**Exercise details**
Below are some records; find each line that carries the word "stress" and copy it.

**Source records**
┌────────

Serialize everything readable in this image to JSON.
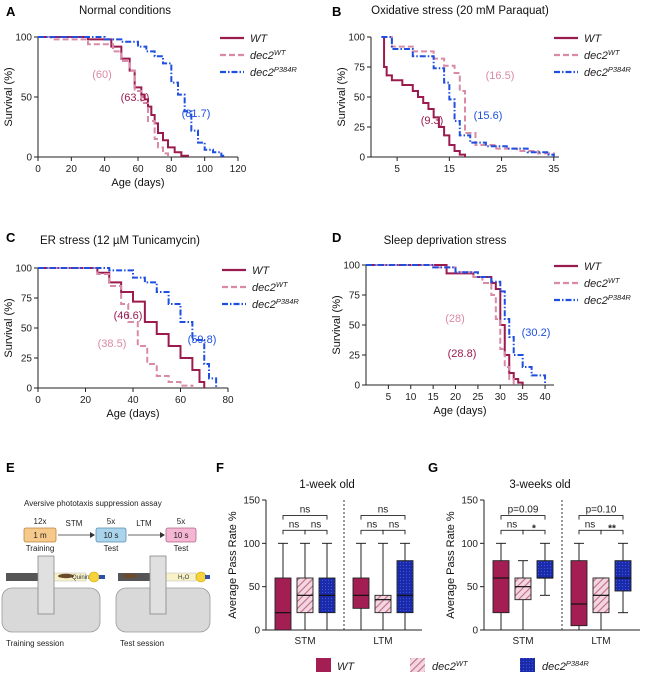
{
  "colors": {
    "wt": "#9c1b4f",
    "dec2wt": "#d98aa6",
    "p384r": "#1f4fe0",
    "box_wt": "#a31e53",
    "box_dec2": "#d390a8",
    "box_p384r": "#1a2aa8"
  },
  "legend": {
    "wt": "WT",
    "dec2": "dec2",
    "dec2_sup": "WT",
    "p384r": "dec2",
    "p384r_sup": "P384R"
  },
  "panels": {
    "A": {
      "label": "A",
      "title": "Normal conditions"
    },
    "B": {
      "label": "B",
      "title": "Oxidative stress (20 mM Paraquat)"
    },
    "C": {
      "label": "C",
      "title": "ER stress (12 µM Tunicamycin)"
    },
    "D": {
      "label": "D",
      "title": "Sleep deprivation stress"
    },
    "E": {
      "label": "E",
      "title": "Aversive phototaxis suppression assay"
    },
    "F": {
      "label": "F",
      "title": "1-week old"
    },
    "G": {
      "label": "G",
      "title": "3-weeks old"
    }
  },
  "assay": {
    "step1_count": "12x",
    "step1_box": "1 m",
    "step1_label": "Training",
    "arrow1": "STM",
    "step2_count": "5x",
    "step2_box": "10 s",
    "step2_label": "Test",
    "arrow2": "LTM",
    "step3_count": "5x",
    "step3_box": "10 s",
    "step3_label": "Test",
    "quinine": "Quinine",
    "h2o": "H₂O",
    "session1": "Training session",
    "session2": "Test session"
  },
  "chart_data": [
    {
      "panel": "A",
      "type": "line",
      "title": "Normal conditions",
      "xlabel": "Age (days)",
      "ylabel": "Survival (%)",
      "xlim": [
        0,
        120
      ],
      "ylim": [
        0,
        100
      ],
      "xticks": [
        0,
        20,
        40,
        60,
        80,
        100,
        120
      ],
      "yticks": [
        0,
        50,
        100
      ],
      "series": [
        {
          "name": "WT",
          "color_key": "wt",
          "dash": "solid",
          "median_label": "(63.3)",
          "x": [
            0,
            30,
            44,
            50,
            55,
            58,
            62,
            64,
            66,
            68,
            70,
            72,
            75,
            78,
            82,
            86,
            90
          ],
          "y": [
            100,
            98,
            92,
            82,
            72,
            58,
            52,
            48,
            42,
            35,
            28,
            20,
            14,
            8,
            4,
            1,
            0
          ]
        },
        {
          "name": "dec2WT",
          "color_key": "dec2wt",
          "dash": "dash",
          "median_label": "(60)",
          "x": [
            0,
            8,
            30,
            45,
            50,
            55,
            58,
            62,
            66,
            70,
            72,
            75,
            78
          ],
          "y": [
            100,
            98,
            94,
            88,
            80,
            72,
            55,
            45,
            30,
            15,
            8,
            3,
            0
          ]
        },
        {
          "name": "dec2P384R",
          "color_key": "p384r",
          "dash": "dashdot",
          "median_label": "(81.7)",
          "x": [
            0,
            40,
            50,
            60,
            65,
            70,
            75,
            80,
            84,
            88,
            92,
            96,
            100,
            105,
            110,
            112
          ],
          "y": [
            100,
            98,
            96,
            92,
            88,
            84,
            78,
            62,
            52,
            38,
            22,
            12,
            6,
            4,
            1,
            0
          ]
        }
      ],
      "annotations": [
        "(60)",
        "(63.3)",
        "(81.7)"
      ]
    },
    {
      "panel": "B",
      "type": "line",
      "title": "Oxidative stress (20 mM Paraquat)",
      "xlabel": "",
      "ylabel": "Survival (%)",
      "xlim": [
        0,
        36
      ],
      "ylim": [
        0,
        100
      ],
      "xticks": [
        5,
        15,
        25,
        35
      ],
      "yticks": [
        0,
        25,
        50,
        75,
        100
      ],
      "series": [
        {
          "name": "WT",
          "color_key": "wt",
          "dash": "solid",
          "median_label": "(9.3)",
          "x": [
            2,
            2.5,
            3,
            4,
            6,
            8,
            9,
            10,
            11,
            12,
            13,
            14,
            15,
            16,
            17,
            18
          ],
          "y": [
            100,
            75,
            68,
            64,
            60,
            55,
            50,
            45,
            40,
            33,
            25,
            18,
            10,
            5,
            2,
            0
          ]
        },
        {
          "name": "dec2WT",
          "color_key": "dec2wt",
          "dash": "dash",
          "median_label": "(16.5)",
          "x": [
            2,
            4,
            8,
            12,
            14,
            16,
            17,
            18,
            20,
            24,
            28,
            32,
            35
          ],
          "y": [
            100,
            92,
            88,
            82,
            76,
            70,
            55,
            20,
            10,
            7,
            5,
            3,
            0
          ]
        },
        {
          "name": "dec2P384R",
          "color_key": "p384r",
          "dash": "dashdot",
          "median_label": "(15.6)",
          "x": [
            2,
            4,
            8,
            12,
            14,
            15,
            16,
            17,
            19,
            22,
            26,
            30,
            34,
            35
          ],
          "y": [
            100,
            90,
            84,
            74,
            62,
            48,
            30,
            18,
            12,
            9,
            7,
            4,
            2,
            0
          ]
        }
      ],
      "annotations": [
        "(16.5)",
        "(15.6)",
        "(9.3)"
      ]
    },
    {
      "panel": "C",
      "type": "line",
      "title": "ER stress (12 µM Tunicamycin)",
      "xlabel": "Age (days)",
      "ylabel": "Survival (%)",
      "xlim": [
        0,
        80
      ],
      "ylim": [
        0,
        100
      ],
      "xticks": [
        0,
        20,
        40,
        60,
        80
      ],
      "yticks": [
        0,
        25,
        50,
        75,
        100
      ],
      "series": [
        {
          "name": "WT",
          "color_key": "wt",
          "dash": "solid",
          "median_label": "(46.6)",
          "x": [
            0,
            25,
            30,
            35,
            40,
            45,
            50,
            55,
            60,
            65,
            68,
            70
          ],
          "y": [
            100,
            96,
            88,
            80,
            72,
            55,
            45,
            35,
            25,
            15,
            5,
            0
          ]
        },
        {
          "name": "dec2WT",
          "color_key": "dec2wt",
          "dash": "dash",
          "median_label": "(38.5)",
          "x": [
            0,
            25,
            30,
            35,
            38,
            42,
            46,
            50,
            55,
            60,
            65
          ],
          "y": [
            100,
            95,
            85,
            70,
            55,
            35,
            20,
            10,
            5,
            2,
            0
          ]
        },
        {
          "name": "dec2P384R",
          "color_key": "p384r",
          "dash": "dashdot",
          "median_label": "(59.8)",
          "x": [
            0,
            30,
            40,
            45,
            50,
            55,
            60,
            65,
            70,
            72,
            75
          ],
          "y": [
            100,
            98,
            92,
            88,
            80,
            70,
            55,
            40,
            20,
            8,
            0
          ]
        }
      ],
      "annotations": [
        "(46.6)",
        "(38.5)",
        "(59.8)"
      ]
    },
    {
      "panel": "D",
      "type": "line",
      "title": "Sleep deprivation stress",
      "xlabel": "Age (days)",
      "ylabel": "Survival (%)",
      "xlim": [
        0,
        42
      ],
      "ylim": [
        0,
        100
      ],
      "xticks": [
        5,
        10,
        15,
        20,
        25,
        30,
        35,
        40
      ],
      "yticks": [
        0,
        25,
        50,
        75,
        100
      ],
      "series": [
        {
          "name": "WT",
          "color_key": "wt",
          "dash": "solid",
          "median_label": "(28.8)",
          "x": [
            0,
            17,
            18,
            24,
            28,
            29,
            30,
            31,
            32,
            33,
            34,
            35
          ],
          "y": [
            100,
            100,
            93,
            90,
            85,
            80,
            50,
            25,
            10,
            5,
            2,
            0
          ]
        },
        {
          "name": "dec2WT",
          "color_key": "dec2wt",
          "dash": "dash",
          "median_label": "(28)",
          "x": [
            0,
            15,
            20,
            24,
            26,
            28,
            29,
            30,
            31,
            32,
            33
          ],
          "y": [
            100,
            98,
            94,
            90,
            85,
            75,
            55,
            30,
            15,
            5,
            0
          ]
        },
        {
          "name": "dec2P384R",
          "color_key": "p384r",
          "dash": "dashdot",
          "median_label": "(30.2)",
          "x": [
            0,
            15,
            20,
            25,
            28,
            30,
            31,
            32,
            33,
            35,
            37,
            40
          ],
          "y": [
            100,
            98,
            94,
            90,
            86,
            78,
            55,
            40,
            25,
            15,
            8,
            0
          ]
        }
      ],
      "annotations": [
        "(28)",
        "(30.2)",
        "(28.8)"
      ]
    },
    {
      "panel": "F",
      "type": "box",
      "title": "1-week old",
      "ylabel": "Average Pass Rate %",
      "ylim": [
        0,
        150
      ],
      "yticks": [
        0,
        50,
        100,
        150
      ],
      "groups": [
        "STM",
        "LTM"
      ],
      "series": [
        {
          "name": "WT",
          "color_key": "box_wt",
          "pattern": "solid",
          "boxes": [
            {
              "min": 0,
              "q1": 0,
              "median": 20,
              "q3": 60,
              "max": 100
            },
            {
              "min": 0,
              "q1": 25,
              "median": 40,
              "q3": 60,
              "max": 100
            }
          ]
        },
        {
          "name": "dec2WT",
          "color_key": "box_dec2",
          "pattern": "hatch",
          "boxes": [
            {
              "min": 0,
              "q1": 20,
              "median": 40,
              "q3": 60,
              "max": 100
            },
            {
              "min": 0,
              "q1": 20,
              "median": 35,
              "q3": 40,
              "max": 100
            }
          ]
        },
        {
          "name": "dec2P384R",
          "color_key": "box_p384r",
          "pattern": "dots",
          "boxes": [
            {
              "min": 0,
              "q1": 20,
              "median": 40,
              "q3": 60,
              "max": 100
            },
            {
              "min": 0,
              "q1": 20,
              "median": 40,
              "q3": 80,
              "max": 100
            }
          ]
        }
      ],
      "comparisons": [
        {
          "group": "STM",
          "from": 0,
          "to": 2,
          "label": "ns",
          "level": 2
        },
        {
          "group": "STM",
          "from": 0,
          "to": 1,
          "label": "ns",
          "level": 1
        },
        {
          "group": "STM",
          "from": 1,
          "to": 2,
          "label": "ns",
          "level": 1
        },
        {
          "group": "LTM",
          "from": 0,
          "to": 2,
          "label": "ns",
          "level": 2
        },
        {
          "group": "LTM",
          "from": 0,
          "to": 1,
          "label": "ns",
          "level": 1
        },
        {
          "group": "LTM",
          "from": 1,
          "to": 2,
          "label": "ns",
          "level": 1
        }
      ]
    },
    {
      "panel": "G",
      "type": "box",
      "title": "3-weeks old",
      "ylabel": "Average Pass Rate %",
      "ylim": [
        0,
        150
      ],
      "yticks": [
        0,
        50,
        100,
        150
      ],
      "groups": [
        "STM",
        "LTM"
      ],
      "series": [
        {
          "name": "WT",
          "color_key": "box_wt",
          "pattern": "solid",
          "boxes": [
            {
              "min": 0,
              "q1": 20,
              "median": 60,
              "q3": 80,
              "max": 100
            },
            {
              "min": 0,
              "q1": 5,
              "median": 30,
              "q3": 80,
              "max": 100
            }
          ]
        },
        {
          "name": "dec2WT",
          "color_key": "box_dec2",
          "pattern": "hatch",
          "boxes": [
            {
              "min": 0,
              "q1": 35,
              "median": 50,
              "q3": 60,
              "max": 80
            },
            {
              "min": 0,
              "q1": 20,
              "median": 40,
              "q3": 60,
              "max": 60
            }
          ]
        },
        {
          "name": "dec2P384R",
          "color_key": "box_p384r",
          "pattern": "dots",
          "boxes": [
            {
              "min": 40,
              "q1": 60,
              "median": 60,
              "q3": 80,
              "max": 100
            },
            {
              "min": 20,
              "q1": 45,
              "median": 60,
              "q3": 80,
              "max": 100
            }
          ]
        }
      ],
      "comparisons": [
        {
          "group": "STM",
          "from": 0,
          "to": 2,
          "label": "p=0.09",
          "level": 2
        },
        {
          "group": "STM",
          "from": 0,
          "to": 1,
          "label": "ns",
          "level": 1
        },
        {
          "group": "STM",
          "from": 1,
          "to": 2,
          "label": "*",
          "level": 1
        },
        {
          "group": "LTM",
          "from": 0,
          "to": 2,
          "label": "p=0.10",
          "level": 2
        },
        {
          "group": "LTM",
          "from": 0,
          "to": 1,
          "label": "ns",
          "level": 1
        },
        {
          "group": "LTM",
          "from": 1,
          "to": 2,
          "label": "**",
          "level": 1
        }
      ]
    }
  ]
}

└────────

**Solution to the exercise**
      "title": "Oxidative stress (20 mM Paraquat)"
      "title": "ER stress (12 µM Tunicamycin)"
      "title": "Sleep deprivation stress"
      "title": "Oxidative stress (20 mM Paraquat)",
      "title": "ER stress (12 µM Tunicamycin)",
      "title": "Sleep deprivation stress",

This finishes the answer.